● **Dataset entries**:
-------

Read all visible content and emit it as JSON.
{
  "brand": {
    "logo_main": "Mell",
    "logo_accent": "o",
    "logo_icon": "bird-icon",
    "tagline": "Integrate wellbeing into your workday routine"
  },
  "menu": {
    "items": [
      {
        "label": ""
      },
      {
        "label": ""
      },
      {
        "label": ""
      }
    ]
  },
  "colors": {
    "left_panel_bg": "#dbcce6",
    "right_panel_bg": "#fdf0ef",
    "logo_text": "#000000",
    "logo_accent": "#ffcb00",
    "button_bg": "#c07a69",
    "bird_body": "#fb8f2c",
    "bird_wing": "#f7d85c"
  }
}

-------

● **Aim of the exercise**: Exactly reproduce all of the entries above.

● **Task response**:
Read all visible content and emit it as JSON.
{
  "brand": {
    "logo_main": "Mell",
    "logo_accent": "o",
    "logo_icon": "bird-icon",
    "tagline": "Integrate wellbeing into your workday routine"
  },
  "menu": {
    "items": [
      {
        "label": ""
      },
      {
        "label": ""
      },
      {
        "label": ""
      }
    ]
  },
  "colors": {
    "left_panel_bg": "#dbcce6",
    "right_panel_bg": "#fdf0ef",
    "logo_text": "#000000",
    "logo_accent": "#ffcb00",
    "button_bg": "#c07a69",
    "bird_body": "#fb8f2c",
    "bird_wing": "#f7d85c"
  }
}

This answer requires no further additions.